### REQUEST
Look through the entries below and report how many lines hold the string "title". Only the number is wanted.

>> Start EXERCISE INPUT

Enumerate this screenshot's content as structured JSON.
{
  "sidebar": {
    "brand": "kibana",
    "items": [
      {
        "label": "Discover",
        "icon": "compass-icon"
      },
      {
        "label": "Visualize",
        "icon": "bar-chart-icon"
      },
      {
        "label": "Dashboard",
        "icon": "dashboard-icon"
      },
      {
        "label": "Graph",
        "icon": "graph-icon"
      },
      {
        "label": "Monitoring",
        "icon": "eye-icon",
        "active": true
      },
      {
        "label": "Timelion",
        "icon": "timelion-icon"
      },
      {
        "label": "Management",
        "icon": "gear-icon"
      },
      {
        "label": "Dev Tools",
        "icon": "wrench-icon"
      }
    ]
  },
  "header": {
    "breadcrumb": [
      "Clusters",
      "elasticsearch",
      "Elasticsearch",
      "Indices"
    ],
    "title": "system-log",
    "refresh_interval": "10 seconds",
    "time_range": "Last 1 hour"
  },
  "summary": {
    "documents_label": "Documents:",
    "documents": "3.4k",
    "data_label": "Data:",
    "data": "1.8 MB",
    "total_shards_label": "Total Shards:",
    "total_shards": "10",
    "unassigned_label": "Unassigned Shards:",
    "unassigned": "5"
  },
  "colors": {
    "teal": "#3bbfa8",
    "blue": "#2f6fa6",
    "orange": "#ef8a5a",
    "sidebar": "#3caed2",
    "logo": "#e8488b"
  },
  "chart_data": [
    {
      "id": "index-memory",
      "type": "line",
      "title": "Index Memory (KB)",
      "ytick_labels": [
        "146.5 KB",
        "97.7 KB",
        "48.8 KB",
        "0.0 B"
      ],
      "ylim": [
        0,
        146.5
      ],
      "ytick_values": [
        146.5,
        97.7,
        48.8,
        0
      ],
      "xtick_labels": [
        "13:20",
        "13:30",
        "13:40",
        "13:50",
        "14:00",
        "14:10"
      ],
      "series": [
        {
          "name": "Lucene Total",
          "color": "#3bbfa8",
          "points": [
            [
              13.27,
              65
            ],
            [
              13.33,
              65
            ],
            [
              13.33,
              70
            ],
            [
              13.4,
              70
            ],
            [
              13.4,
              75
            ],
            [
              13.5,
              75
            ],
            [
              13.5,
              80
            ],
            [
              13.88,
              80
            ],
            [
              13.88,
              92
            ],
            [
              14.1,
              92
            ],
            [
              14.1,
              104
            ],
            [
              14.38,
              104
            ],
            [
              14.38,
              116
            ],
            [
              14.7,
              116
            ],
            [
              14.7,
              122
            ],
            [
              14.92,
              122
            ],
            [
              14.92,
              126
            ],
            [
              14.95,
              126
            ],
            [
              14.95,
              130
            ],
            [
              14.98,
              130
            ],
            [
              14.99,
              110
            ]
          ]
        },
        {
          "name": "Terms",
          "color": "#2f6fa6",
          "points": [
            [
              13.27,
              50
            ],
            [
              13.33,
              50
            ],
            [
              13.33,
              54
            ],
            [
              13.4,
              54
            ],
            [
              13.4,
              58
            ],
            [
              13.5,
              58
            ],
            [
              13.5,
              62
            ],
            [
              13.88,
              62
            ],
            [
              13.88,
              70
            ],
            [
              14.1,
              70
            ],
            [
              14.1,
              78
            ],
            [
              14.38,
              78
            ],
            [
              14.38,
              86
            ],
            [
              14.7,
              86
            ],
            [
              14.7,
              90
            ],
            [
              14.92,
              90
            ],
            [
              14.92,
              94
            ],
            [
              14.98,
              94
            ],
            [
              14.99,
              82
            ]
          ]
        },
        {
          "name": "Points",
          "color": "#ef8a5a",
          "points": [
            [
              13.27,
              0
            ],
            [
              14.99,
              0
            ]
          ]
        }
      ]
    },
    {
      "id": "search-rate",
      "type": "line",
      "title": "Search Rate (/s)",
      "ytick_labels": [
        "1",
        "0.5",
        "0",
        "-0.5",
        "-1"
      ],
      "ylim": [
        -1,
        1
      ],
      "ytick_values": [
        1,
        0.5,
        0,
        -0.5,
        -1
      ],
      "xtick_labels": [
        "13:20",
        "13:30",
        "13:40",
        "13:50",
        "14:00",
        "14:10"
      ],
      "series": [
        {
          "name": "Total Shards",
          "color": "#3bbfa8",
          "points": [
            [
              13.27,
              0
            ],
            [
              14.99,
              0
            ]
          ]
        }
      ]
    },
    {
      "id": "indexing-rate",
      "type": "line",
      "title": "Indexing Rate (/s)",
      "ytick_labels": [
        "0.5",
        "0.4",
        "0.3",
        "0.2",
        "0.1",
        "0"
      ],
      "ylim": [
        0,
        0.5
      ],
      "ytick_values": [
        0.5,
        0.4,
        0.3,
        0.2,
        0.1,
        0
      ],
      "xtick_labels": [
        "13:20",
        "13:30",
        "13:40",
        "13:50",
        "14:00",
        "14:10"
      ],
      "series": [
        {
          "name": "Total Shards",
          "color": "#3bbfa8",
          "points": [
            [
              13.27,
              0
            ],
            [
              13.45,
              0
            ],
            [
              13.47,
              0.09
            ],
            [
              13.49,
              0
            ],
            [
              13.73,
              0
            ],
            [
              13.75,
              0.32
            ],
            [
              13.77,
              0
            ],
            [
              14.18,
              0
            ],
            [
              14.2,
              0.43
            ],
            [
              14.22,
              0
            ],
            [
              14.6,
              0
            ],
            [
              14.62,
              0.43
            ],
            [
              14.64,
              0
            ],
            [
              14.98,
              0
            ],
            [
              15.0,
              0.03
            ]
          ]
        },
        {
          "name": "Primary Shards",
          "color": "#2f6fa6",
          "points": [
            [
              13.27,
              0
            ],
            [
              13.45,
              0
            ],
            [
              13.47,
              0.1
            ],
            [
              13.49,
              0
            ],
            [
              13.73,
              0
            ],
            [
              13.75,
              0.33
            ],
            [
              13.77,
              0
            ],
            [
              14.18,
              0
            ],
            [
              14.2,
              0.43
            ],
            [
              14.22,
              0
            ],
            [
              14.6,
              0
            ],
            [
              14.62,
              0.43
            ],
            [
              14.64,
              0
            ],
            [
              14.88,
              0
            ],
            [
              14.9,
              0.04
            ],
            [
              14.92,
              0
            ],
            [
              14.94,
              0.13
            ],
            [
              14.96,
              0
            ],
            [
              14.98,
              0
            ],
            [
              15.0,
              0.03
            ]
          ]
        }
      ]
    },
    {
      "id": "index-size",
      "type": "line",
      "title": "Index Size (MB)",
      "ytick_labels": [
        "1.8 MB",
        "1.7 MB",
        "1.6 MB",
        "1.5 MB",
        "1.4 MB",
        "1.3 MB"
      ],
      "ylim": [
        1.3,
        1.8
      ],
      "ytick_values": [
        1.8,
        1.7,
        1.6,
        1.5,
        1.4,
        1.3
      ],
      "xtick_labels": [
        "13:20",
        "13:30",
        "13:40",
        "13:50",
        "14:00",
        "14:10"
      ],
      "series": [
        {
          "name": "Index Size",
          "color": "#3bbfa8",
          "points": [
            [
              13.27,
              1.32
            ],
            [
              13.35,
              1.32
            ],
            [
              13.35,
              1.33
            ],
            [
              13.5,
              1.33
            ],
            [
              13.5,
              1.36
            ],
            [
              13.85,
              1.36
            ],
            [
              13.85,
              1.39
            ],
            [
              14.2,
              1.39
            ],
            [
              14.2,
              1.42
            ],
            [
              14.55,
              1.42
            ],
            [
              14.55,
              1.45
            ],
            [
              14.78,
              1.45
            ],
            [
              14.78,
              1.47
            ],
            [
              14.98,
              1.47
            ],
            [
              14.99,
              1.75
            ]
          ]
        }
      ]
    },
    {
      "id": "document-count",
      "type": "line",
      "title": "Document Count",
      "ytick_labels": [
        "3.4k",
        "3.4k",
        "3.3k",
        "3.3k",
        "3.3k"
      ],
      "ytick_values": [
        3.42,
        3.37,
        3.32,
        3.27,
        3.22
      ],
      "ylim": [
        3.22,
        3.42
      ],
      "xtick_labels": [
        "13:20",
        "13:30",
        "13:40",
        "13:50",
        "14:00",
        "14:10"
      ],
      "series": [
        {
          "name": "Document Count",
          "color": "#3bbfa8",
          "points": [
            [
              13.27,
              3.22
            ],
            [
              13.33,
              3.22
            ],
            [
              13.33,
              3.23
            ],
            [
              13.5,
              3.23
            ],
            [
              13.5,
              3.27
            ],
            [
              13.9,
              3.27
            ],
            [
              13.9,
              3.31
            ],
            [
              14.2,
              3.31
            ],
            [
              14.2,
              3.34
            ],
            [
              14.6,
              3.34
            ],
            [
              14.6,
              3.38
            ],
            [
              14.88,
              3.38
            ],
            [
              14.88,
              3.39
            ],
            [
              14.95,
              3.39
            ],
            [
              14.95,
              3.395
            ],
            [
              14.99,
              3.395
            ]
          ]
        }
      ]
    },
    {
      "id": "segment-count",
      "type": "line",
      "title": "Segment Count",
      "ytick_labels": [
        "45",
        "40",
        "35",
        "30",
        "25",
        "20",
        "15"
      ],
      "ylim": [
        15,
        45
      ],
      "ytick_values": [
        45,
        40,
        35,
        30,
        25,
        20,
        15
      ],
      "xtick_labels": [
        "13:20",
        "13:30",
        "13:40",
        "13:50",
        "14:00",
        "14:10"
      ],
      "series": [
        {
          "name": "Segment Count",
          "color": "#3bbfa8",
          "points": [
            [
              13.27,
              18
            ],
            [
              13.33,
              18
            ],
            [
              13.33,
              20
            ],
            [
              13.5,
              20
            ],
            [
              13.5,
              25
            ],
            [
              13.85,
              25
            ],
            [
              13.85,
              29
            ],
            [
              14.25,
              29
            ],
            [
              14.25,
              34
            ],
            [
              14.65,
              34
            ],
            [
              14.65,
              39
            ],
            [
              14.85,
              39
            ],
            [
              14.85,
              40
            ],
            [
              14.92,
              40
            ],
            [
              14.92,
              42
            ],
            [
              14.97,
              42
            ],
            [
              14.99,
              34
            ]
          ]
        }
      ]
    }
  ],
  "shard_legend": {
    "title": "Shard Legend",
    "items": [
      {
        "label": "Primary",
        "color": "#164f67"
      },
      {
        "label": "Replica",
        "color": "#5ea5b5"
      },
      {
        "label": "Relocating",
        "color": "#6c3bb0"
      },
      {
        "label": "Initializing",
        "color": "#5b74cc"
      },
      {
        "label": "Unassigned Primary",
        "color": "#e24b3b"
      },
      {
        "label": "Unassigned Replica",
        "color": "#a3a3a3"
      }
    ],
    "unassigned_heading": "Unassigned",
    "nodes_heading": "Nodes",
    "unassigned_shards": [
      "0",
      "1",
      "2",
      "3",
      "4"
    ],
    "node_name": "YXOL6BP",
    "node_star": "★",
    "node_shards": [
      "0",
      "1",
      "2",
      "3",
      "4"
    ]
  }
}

>> End EXERCISE INPUT

### COMPLETED EXERCISE
8